**DESCRIPTION OF THE TASK**: Return the listing below exactly, with the pictures dropped.

**MATERIAL FOR THE TASK**:
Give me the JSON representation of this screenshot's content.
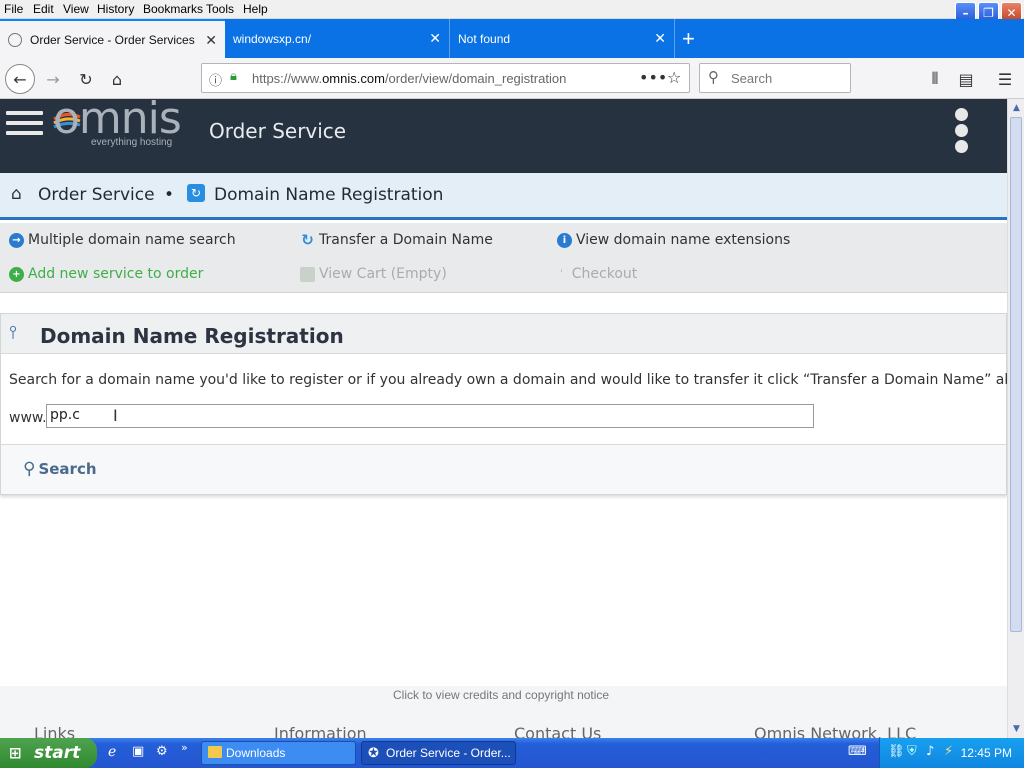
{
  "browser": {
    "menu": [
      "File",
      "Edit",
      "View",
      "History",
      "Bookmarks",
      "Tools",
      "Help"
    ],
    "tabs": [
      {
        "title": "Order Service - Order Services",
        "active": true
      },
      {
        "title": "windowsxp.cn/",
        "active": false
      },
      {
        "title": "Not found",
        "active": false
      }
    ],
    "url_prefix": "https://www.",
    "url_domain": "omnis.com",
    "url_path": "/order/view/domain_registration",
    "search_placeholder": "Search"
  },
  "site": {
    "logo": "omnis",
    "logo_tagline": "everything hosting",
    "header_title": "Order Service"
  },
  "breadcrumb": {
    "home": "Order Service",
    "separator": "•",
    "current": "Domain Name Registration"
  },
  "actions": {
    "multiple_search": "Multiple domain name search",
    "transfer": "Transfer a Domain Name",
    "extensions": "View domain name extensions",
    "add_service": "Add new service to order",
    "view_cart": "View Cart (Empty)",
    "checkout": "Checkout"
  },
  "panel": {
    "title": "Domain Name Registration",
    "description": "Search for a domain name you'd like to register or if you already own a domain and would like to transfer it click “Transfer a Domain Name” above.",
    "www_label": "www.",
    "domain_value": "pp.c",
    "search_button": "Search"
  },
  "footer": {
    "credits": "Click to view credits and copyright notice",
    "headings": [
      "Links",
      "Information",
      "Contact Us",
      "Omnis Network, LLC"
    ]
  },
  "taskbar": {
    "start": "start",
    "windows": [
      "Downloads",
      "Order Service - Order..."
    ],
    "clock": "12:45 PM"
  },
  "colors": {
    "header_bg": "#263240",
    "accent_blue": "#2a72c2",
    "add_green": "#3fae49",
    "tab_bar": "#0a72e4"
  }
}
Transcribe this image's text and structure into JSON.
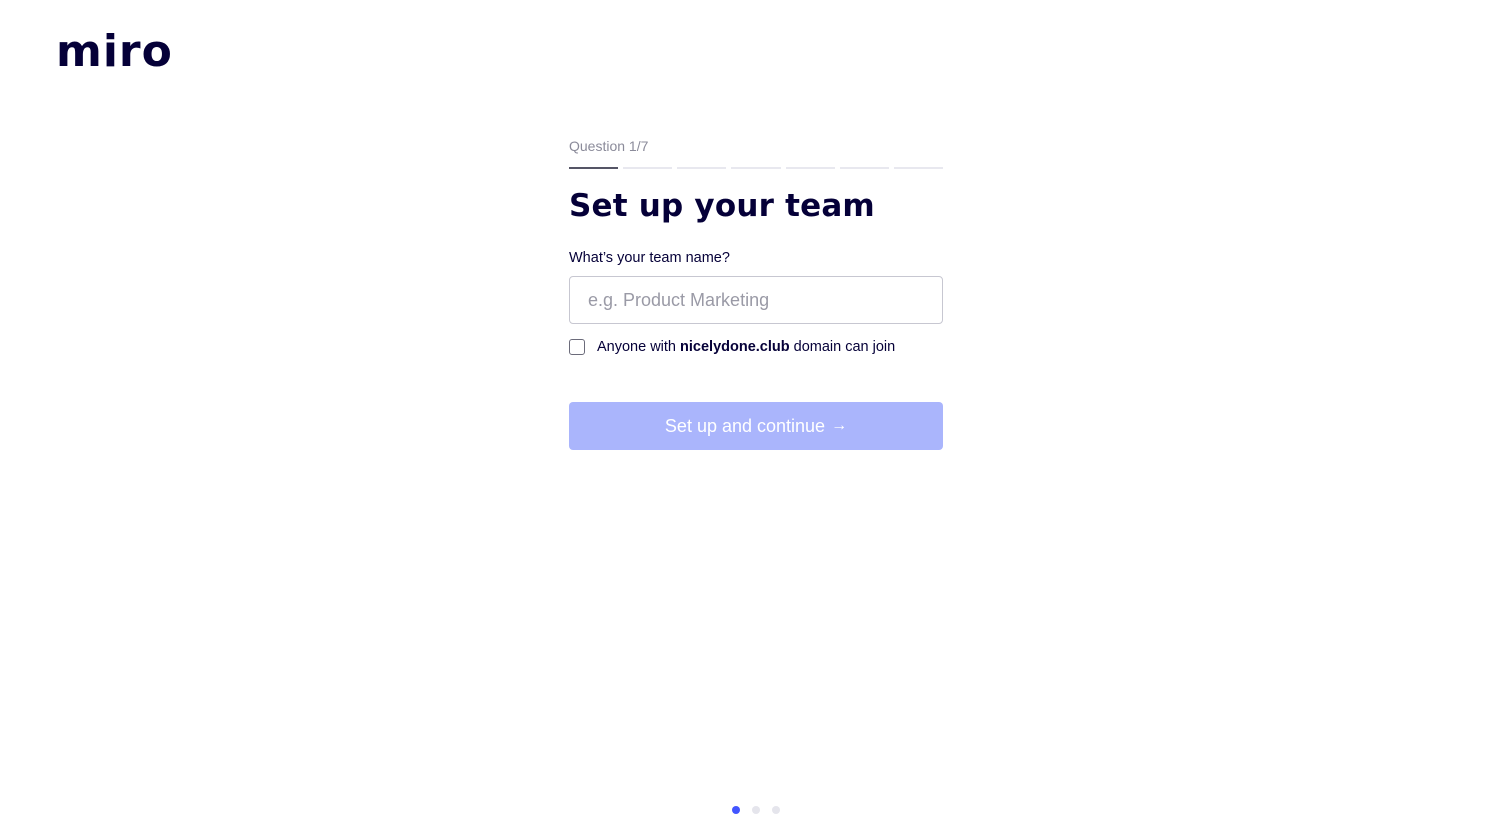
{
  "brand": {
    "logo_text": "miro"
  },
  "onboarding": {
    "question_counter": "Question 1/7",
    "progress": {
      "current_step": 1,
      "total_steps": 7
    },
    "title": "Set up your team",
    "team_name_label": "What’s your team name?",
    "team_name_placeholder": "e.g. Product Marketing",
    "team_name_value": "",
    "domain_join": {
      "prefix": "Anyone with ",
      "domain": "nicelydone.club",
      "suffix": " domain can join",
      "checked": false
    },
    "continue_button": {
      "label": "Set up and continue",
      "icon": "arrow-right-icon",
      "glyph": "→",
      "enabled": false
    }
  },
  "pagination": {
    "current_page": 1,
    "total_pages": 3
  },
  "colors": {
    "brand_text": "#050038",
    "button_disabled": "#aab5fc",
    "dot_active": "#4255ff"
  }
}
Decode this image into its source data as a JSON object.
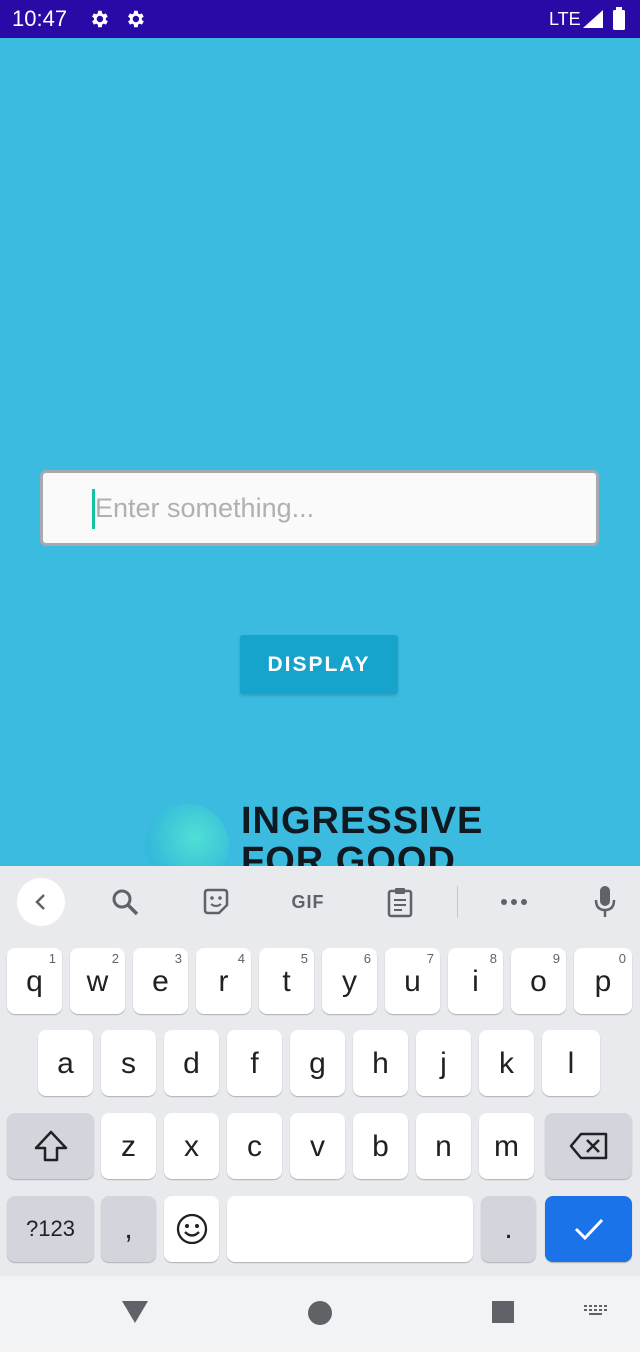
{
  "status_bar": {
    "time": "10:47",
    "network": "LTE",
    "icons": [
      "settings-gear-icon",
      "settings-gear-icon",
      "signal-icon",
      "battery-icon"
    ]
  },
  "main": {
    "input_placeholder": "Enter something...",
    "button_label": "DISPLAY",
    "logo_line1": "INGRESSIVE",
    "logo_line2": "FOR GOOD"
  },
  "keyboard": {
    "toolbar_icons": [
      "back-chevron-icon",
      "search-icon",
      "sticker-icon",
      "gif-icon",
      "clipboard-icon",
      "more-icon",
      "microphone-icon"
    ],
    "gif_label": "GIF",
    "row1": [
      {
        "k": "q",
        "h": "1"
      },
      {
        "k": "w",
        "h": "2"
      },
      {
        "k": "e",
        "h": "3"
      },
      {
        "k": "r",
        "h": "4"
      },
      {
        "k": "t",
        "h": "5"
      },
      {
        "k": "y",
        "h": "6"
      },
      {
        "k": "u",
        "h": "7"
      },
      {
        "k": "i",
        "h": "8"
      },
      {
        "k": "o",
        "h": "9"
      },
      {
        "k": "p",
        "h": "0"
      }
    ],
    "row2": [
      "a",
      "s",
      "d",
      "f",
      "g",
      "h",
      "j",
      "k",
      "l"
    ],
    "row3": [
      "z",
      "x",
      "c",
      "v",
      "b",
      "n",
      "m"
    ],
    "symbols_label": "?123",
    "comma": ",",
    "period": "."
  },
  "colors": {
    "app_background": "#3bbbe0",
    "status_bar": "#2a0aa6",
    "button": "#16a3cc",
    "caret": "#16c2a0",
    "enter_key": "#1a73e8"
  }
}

**RESPONSE TO THE TASK**:
Give me the JSON representation of this screenshot's content.
{
  "browser": {
    "menu": [
      "File",
      "Edit",
      "View",
      "History",
      "Bookmarks",
      "Tools",
      "Help"
    ],
    "tabs": [
      {
        "title": "Order Service - Order Services",
        "active": true
      },
      {
        "title": "windowsxp.cn/",
        "active": false
      },
      {
        "title": "Not found",
        "active": false
      }
    ],
    "url_prefix": "https://www.",
    "url_domain": "omnis.com",
    "url_path": "/order/view/domain_registration",
    "search_placeholder": "Search"
  },
  "site": {
    "logo": "omnis",
    "logo_tagline": "everything hosting",
    "header_title": "Order Service"
  },
  "breadcrumb": {
    "home": "Order Service",
    "separator": "•",
    "current": "Domain Name Registration"
  },
  "actions": {
    "multiple_search": "Multiple domain name search",
    "transfer": "Transfer a Domain Name",
    "extensions": "View domain name extensions",
    "add_service": "Add new service to order",
    "view_cart": "View Cart (Empty)",
    "checkout": "Checkout"
  },
  "panel": {
    "title": "Domain Name Registration",
    "description": "Search for a domain name you'd like to register or if you already own a domain and would like to transfer it click “Transfer a Domain Name” above.",
    "www_label": "www.",
    "domain_value": "pp.c",
    "search_button": "Search"
  },
  "footer": {
    "credits": "Click to view credits and copyright notice",
    "headings": [
      "Links",
      "Information",
      "Contact Us",
      "Omnis Network, LLC"
    ]
  },
  "taskbar": {
    "start": "start",
    "windows": [
      "Downloads",
      "Order Service - Order..."
    ],
    "clock": "12:45 PM"
  },
  "colors": {
    "header_bg": "#263240",
    "accent_blue": "#2a72c2",
    "add_green": "#3fae49",
    "tab_bar": "#0a72e4"
  }
}
Transcribe this image's text and structure into JSON.
{
  "brand": {
    "logo_text": "miro"
  },
  "onboarding": {
    "question_counter": "Question 1/7",
    "progress": {
      "current_step": 1,
      "total_steps": 7
    },
    "title": "Set up your team",
    "team_name_label": "What’s your team name?",
    "team_name_placeholder": "e.g. Product Marketing",
    "team_name_value": "",
    "domain_join": {
      "prefix": "Anyone with ",
      "domain": "nicelydone.club",
      "suffix": " domain can join",
      "checked": false
    },
    "continue_button": {
      "label": "Set up and continue",
      "icon": "arrow-right-icon",
      "glyph": "→",
      "enabled": false
    }
  },
  "pagination": {
    "current_page": 1,
    "total_pages": 3
  },
  "colors": {
    "brand_text": "#050038",
    "button_disabled": "#aab5fc",
    "dot_active": "#4255ff"
  }
}
Decode this image into its source data as a JSON object.
{
  "status_bar": {
    "time": "10:47",
    "network": "LTE",
    "icons": [
      "settings-gear-icon",
      "settings-gear-icon",
      "signal-icon",
      "battery-icon"
    ]
  },
  "main": {
    "input_placeholder": "Enter something...",
    "button_label": "DISPLAY",
    "logo_line1": "INGRESSIVE",
    "logo_line2": "FOR GOOD"
  },
  "keyboard": {
    "toolbar_icons": [
      "back-chevron-icon",
      "search-icon",
      "sticker-icon",
      "gif-icon",
      "clipboard-icon",
      "more-icon",
      "microphone-icon"
    ],
    "gif_label": "GIF",
    "row1": [
      {
        "k": "q",
        "h": "1"
      },
      {
        "k": "w",
        "h": "2"
      },
      {
        "k": "e",
        "h": "3"
      },
      {
        "k": "r",
        "h": "4"
      },
      {
        "k": "t",
        "h": "5"
      },
      {
        "k": "y",
        "h": "6"
      },
      {
        "k": "u",
        "h": "7"
      },
      {
        "k": "i",
        "h": "8"
      },
      {
        "k": "o",
        "h": "9"
      },
      {
        "k": "p",
        "h": "0"
      }
    ],
    "row2": [
      "a",
      "s",
      "d",
      "f",
      "g",
      "h",
      "j",
      "k",
      "l"
    ],
    "row3": [
      "z",
      "x",
      "c",
      "v",
      "b",
      "n",
      "m"
    ],
    "symbols_label": "?123",
    "comma": ",",
    "period": "."
  },
  "colors": {
    "app_background": "#3bbbe0",
    "status_bar": "#2a0aa6",
    "button": "#16a3cc",
    "caret": "#16c2a0",
    "enter_key": "#1a73e8"
  }
}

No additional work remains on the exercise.